[Objective]
Copy out every line of the entries below, character for character.

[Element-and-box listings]
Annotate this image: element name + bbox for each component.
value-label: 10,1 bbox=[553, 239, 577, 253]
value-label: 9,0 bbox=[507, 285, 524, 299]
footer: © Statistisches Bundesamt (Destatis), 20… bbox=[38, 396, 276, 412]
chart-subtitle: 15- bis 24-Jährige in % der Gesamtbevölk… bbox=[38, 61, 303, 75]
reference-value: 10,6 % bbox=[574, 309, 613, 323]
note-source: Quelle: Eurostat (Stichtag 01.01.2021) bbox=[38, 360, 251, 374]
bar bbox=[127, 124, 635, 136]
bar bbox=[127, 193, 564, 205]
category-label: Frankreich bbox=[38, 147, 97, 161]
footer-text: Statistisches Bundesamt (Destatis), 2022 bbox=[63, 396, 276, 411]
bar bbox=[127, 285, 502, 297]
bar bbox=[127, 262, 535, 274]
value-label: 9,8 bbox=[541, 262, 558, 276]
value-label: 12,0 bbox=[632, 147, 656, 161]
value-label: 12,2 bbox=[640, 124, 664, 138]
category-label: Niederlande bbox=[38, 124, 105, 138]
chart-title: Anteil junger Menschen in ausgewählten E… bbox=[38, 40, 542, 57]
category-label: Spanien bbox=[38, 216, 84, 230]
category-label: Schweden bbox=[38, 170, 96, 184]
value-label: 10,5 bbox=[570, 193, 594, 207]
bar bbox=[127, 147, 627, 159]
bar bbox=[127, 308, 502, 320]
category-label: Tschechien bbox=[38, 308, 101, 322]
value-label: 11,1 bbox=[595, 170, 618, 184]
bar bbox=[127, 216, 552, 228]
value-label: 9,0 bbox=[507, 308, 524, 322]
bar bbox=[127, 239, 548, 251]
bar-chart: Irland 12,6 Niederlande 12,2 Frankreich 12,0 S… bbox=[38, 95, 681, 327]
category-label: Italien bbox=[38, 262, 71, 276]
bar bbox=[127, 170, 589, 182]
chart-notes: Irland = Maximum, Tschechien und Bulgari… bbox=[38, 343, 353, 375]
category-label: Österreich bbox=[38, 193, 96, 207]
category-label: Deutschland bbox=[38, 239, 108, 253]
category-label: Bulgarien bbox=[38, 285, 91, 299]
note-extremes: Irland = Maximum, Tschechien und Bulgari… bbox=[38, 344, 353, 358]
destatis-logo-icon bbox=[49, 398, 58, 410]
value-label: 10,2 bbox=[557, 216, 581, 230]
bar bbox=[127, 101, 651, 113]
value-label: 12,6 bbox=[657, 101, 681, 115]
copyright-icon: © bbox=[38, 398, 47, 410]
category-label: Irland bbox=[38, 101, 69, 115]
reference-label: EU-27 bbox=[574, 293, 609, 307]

[Answer to this exercise]
Annotate this image: element name + bbox for each component.
value-label: 10,1 bbox=[553, 239, 577, 253]
value-label: 9,0 bbox=[507, 285, 524, 299]
footer: © Statistisches Bundesamt (Destatis), 20… bbox=[38, 396, 276, 412]
chart-subtitle: 15- bis 24-Jährige in % der Gesamtbevölk… bbox=[38, 61, 303, 75]
reference-value: 10,6 % bbox=[574, 309, 613, 323]
note-source: Quelle: Eurostat (Stichtag 01.01.2021) bbox=[38, 360, 251, 374]
bar bbox=[127, 124, 635, 136]
bar bbox=[127, 193, 564, 205]
category-label: Frankreich bbox=[38, 147, 97, 161]
footer-text: Statistisches Bundesamt (Destatis), 2022 bbox=[63, 396, 276, 411]
bar bbox=[127, 285, 502, 297]
bar bbox=[127, 262, 535, 274]
value-label: 9,8 bbox=[541, 262, 558, 276]
value-label: 12,0 bbox=[632, 147, 656, 161]
value-label: 12,2 bbox=[640, 124, 664, 138]
category-label: Niederlande bbox=[38, 124, 105, 138]
chart-title: Anteil junger Menschen in ausgewählten E… bbox=[38, 40, 542, 57]
category-label: Spanien bbox=[38, 216, 84, 230]
category-label: Schweden bbox=[38, 170, 96, 184]
value-label: 10,5 bbox=[570, 193, 594, 207]
bar bbox=[127, 147, 627, 159]
bar bbox=[127, 308, 502, 320]
category-label: Tschechien bbox=[38, 308, 101, 322]
value-label: 11,1 bbox=[595, 170, 618, 184]
bar bbox=[127, 216, 552, 228]
value-label: 9,0 bbox=[507, 308, 524, 322]
bar bbox=[127, 239, 548, 251]
bar-chart: Irland 12,6 Niederlande 12,2 Frankreich 12,0 S… bbox=[38, 95, 681, 327]
category-label: Italien bbox=[38, 262, 71, 276]
bar bbox=[127, 170, 589, 182]
chart-notes: Irland = Maximum, Tschechien und Bulgari… bbox=[38, 343, 353, 375]
category-label: Österreich bbox=[38, 193, 96, 207]
category-label: Deutschland bbox=[38, 239, 108, 253]
category-label: Bulgarien bbox=[38, 285, 91, 299]
note-extremes: Irland = Maximum, Tschechien und Bulgari… bbox=[38, 344, 353, 358]
destatis-logo-icon bbox=[49, 398, 58, 410]
value-label: 10,2 bbox=[557, 216, 581, 230]
bar bbox=[127, 101, 651, 113]
value-label: 12,6 bbox=[657, 101, 681, 115]
copyright-icon: © bbox=[38, 398, 47, 410]
category-label: Irland bbox=[38, 101, 69, 115]
reference-label: EU-27 bbox=[574, 293, 609, 307]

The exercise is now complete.